- DATA
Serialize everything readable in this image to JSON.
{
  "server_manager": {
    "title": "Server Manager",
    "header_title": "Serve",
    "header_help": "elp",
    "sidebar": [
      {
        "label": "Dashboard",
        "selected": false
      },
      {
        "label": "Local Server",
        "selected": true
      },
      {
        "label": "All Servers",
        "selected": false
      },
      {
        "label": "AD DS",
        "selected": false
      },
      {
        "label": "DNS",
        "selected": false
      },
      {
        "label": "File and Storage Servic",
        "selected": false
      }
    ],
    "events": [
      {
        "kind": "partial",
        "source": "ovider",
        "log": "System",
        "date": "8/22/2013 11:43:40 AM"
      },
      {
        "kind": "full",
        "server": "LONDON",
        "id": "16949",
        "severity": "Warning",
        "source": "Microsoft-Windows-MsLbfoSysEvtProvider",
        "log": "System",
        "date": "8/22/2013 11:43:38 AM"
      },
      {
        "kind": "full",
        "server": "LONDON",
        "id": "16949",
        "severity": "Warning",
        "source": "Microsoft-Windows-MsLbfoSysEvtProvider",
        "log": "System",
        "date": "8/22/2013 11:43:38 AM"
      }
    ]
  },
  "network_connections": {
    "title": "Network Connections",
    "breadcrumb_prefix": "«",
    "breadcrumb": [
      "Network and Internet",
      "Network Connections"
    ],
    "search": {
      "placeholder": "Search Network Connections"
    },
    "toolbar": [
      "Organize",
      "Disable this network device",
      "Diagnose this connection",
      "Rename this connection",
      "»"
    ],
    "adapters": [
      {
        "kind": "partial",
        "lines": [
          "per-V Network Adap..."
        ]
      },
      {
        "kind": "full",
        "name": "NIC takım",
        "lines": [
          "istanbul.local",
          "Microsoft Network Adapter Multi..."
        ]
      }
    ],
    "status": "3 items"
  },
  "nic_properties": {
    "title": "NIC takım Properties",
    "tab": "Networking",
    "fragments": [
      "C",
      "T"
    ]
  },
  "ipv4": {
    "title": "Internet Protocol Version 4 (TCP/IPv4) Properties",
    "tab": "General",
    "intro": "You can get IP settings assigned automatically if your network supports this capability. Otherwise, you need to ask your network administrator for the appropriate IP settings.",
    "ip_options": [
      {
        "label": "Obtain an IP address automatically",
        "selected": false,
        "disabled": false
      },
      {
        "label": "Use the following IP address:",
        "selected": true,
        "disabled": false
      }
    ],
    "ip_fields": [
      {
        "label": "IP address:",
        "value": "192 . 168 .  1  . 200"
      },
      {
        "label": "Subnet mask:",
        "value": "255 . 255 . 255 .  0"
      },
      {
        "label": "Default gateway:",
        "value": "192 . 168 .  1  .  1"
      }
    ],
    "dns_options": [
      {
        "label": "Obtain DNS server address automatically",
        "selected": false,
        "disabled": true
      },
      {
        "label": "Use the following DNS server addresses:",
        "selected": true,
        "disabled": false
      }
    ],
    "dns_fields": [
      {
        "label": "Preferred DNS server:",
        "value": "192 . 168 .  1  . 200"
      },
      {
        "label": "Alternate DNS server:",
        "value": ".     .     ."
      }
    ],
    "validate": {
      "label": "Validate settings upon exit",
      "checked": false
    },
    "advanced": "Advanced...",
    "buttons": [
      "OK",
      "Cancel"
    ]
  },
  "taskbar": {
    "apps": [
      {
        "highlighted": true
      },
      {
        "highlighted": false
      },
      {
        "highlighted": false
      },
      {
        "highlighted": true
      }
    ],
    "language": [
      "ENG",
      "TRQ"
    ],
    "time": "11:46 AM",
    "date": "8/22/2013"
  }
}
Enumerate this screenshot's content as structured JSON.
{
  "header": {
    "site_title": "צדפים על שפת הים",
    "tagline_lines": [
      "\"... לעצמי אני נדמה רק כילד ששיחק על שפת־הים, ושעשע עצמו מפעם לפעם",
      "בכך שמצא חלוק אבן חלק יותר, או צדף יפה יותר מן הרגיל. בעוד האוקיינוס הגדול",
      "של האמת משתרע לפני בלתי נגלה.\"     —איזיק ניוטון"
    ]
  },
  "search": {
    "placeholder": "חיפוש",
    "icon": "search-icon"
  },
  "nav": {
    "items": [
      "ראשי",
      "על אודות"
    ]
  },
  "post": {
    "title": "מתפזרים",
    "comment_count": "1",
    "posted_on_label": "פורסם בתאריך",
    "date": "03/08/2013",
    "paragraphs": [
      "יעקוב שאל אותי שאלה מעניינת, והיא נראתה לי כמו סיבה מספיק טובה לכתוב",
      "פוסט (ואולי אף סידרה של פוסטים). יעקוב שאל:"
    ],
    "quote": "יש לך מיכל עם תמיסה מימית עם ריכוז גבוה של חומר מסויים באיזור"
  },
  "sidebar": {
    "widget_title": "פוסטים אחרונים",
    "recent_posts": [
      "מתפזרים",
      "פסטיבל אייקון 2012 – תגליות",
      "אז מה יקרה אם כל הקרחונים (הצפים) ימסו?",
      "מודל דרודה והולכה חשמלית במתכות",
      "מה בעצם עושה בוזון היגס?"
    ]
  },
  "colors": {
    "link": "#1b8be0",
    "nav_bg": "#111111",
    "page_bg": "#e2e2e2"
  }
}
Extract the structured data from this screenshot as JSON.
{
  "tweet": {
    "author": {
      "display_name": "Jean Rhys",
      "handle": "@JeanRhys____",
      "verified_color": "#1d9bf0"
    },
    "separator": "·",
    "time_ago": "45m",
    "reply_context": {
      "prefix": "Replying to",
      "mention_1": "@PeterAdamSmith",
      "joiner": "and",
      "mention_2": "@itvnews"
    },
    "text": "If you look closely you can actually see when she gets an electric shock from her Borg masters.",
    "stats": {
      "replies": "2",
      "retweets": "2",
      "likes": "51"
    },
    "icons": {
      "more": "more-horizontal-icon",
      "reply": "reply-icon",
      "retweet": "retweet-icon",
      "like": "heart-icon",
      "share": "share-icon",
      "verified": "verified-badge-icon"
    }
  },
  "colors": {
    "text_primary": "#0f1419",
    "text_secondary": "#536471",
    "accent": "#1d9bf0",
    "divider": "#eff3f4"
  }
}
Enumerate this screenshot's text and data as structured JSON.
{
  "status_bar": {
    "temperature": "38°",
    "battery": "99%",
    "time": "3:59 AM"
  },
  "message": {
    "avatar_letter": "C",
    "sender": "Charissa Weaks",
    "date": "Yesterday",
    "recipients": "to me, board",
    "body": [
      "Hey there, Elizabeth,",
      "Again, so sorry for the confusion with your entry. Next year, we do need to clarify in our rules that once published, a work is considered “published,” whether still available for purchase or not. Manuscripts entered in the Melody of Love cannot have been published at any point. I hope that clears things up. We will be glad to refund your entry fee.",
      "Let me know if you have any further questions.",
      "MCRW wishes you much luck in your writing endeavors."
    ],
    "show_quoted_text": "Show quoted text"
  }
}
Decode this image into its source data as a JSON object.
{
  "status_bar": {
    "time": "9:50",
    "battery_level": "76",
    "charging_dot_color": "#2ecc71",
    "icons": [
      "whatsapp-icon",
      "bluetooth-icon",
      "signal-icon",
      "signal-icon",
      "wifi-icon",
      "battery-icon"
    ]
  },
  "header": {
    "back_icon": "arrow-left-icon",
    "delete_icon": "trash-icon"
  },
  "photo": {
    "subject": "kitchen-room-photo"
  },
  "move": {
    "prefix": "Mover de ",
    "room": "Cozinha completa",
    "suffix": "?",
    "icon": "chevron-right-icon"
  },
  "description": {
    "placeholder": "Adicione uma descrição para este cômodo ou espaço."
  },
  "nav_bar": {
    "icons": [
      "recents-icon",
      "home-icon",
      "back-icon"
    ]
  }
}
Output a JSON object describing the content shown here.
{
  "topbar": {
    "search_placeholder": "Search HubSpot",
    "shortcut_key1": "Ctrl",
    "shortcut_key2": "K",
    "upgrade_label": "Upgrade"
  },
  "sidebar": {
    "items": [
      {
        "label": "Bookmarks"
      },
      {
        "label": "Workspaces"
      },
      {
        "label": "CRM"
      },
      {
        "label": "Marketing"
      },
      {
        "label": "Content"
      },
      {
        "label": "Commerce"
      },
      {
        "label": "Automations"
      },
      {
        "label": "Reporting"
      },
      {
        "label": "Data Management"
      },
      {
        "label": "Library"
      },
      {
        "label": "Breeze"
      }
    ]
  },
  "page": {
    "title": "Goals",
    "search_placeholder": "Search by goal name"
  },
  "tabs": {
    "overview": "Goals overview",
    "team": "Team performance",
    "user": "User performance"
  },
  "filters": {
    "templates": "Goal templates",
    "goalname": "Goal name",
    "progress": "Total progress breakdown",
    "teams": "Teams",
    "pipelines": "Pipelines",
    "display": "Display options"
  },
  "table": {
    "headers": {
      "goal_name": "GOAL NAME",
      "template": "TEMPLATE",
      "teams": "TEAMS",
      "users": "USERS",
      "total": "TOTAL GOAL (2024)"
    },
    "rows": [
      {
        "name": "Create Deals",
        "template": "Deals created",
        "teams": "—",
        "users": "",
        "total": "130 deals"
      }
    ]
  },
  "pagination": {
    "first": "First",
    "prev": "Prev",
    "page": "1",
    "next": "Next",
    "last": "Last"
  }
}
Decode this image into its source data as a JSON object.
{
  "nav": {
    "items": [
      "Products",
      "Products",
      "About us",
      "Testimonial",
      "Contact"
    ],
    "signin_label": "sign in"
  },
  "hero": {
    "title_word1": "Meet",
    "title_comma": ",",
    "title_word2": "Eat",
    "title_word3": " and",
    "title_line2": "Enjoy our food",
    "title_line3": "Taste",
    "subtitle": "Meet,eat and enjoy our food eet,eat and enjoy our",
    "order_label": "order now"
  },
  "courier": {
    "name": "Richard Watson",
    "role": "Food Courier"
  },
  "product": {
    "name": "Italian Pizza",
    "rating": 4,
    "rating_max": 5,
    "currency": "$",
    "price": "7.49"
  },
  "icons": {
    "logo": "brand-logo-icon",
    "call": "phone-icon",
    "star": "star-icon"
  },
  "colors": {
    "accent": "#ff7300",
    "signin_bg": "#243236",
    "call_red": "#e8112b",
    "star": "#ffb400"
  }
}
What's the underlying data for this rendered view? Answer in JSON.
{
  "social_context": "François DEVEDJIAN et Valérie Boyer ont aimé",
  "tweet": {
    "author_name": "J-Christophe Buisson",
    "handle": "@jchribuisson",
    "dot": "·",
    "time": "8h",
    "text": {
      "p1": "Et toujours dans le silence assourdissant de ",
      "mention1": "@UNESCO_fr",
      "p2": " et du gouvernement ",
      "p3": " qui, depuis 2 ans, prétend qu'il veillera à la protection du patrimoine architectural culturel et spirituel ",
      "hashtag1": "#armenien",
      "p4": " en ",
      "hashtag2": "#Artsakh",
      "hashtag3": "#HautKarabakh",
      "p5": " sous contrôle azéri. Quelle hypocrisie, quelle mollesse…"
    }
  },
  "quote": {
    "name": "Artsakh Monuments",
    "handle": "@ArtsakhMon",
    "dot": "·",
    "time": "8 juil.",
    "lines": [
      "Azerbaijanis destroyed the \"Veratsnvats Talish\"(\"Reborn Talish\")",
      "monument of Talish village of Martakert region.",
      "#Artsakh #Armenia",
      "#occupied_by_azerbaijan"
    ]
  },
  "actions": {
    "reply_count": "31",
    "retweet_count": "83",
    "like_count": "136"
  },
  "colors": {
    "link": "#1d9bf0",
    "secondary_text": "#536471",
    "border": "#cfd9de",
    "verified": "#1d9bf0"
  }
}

- TO DO
From the data, list each line in which the string "יעקוב" appears.

- CORRECT RESPONSE
      "יעקוב שאל אותי שאלה מעניינת, והיא נראתה לי כמו סיבה מספיק טובה לכתוב",
      "פוסט (ואולי אף סידרה של פוסטים). יעקוב שאל:"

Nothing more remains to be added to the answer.